TASK STATEMENT:
The records below are to be quoted in full; please keep every word exact.

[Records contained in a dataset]
....

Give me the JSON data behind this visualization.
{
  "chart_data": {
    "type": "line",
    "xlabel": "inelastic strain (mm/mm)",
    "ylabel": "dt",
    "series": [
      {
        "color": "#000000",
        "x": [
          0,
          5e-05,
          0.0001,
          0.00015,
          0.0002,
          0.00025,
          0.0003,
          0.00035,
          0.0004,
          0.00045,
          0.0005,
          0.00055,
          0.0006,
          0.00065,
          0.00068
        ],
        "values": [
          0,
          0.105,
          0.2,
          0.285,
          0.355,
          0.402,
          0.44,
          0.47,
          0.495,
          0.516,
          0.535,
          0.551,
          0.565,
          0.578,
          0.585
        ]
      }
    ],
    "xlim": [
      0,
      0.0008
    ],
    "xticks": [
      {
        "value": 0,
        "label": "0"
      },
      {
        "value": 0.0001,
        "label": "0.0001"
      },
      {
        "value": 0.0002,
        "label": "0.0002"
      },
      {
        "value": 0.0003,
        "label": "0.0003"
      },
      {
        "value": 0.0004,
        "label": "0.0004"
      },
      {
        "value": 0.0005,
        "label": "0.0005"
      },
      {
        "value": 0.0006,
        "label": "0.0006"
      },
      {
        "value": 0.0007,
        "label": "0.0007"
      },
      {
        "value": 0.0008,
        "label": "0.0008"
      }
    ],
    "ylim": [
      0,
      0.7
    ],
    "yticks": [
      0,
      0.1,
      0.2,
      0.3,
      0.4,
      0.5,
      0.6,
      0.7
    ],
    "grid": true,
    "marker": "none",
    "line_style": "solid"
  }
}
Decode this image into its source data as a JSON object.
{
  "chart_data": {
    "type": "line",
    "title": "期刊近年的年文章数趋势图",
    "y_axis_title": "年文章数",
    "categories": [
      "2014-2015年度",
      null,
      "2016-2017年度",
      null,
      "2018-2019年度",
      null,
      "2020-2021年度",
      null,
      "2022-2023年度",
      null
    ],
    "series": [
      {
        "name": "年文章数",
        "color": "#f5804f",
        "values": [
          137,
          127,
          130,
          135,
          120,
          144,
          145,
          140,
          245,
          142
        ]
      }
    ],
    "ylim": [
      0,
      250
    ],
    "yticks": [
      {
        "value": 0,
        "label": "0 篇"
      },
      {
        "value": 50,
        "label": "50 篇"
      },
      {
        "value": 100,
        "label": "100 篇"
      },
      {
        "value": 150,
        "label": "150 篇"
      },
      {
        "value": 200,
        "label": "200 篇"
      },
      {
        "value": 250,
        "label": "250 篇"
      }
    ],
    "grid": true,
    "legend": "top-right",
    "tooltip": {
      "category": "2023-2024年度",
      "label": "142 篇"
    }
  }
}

....

ANSWER TO THE PROBLEM:
Give me the JSON data behind this visualization.
{
  "chart_data": {
    "type": "line",
    "xlabel": "inelastic strain (mm/mm)",
    "ylabel": "dt",
    "series": [
      {
        "color": "#000000",
        "x": [
          0,
          5e-05,
          0.0001,
          0.00015,
          0.0002,
          0.00025,
          0.0003,
          0.00035,
          0.0004,
          0.00045,
          0.0005,
          0.00055,
          0.0006,
          0.00065,
          0.00068
        ],
        "values": [
          0,
          0.105,
          0.2,
          0.285,
          0.355,
          0.402,
          0.44,
          0.47,
          0.495,
          0.516,
          0.535,
          0.551,
          0.565,
          0.578,
          0.585
        ]
      }
    ],
    "xlim": [
      0,
      0.0008
    ],
    "xticks": [
      {
        "value": 0,
        "label": "0"
      },
      {
        "value": 0.0001,
        "label": "0.0001"
      },
      {
        "value": 0.0002,
        "label": "0.0002"
      },
      {
        "value": 0.0003,
        "label": "0.0003"
      },
      {
        "value": 0.0004,
        "label": "0.0004"
      },
      {
        "value": 0.0005,
        "label": "0.0005"
      },
      {
        "value": 0.0006,
        "label": "0.0006"
      },
      {
        "value": 0.0007,
        "label": "0.0007"
      },
      {
        "value": 0.0008,
        "label": "0.0008"
      }
    ],
    "ylim": [
      0,
      0.7
    ],
    "yticks": [
      0,
      0.1,
      0.2,
      0.3,
      0.4,
      0.5,
      0.6,
      0.7
    ],
    "grid": true,
    "marker": "none",
    "line_style": "solid"
  }
}
Decode this image into its source data as a JSON object.
{
  "chart_data": {
    "type": "line",
    "title": "期刊近年的年文章数趋势图",
    "y_axis_title": "年文章数",
    "categories": [
      "2014-2015年度",
      null,
      "2016-2017年度",
      null,
      "2018-2019年度",
      null,
      "2020-2021年度",
      null,
      "2022-2023年度",
      null
    ],
    "series": [
      {
        "name": "年文章数",
        "color": "#f5804f",
        "values": [
          137,
          127,
          130,
          135,
          120,
          144,
          145,
          140,
          245,
          142
        ]
      }
    ],
    "ylim": [
      0,
      250
    ],
    "yticks": [
      {
        "value": 0,
        "label": "0 篇"
      },
      {
        "value": 50,
        "label": "50 篇"
      },
      {
        "value": 100,
        "label": "100 篇"
      },
      {
        "value": 150,
        "label": "150 篇"
      },
      {
        "value": 200,
        "label": "200 篇"
      },
      {
        "value": 250,
        "label": "250 篇"
      }
    ],
    "grid": true,
    "legend": "top-right",
    "tooltip": {
      "category": "2023-2024年度",
      "label": "142 篇"
    }
  }
}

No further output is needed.